[Fragmento para leer]

-------------------------

Esta semana hablamos con alguien en Quiché y son 1,400 familias que básicamente quedaron completamente incomunicadas en cuatro comunidades donde han perdido 50 casas. Me pregunto, ¿cómo llegamos a tanta gente? ¿Cómo hacemos para que esta gente tenga un poquito de algo?. Es frustrante no contar con todos los recursos.
Oscar Nolasco, 27 años, maestro, vivía en San Pedro Carchá, Alta Verapaz.
En el Facebook miré la tormenta que se avecinaba y decían que era peor que el Mitch, pero yo tenía 6-7 años cuando fue el Mitch y tengo un recuerdo muy vago. Yo en ese tiempo vivía en Izabal y no a la orilla del río. Un día fui (2 de noviembre) a comprar con la señora de la tienda de la par de mi casa y ella me contó que ella sí vivió el Mitch y que el agua les llenó totalmente las casas.
Entonces empecé a ir a ver el río cada hora y lo veía crecido. Mi patio se empezó a llenar de agua y ese mismo día me preocupé más, pensé en mis cosas, mi familia, mis hermanos. Me quedé pensando toda la noche y me levantaba a ver el río y estuve casi en vela, eso fue martes 3 de noviembre para amanecer miércoles.
Mi casa era de dos pisos y tenía un sótano. La noche del miércoles subimos todo al segundo nivel. Empezamos a las 8 de la noche y terminamos como a las 5 de la mañana del día siguiente. Pasamos estufa, refrigeradora, un trinchante, ollas, vajillas, unos muebles para despensa y otras cosas más. Dejamos casi vacío el sótano y la cocina. Creímos que ya no iba a subir más, pero el agua ya iba para las gradas que suben al segundo nivel y yo seguía midiendo cada hora el agua.
Ya estábamos cansados y dejamos unas cositas abajo, una cama, dos televisores antiguos. Una tía y dos tíos nos ayudaron, mi hermana, mi hermano, mi esposa y yo estuvimos luchando entre todos subiendo todas las cosas. En ese momento no tenía miedo, solo pensaba en salvar mis cosas.
A las 7 de la mañana salimos y fuimos a pagar un hotel. Toda la noche estuvimos al pendiente de las noticias y no dormimos. Vimos por las redes que el agua cubrió todo nuestro barrio. Teníamos miedo de que si el agua pasaba el primer nivel y llegaba al segundo se iban todas nuestras cosas y ya no íbamos a rescatar nada.
Fue muy preocupante todo. Pasamos tres noches y cuatro días en el hotel. Los alrededores del hotel estaban inundados. Lo bueno era que ese hotel estaba en una subida y no nos llegó el agua, pero no podíamos salir. El domingo que el agua había bajado regresamos a la casa.
En esos días hablamos entre la familia y decidimos buscar una casa porque teníamos miedo de que se pudiera derrumbar donde vivíamos, nos preguntamos, ¿cómo iba a quedar la tierra? y mejor pensamos en la opción de salir de allí. En el patio quedó el suelo falso y daba miedo caminar allí. Estuvimos un par de días más en la casa todos amontonados en el segundo nivel.

-------------------------

Entradas de datos guardadas:
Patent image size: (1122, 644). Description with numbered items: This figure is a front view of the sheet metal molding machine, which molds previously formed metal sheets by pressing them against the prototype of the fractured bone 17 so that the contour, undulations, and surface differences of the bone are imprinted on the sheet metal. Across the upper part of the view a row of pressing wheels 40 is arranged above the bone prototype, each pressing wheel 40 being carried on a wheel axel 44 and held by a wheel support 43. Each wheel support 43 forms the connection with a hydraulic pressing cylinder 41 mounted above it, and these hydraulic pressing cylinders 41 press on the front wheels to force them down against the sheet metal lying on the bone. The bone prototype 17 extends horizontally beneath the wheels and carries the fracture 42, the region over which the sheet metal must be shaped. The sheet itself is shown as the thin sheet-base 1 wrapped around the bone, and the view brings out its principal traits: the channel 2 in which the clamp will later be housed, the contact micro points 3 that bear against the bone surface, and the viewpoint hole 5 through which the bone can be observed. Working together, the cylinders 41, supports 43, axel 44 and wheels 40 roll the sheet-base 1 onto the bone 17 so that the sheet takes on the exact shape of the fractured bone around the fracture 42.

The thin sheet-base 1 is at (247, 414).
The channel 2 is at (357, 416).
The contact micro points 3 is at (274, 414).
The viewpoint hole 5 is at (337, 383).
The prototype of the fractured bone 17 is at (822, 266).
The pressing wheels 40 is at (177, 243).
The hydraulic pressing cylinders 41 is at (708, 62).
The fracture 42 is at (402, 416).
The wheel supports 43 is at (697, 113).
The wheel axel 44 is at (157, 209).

-------------------------

[Tareas]
a) Reescribe del testimonio todo lo que va desde "Entonces empecé a" hasta "hora el agua.", poniendo "garaje" en lugar de "sótano".
b) Según el testimonio, ¿cuántas noches y cuántos días pasaron en el hotel?
El material no hace falta para nada de lo que se pide.

[Respuestas numeradas]
a)
Entonces empecé a ir a ver el río cada hora y lo veía crecido. Mi patio se empezó a llenar de agua y ese mismo día me preocupé más, pensé en mis cosas, mi familia, mis hermanos. Me quedé pensando toda la noche y me levantaba a ver el río y estuve casi en vela, eso fue martes 3 de noviembre para amanecer miércoles.
Mi casa era de dos pisos y tenía un garaje. La noche del miércoles subimos todo al segundo nivel. Empezamos a las 8 de la noche y terminamos como a las 5 de la mañana del día siguiente. Pasamos estufa, refrigeradora, un trinchante, ollas, vajillas, unos muebles para despensa y otras cosas más. Dejamos casi vacío el garaje y la cocina. Creímos que ya no iba a subir más, pero el agua ya iba para las gradas que suben al segundo nivel y yo seguía midiendo cada hora el agua.

b) Tres noches y cuatro días.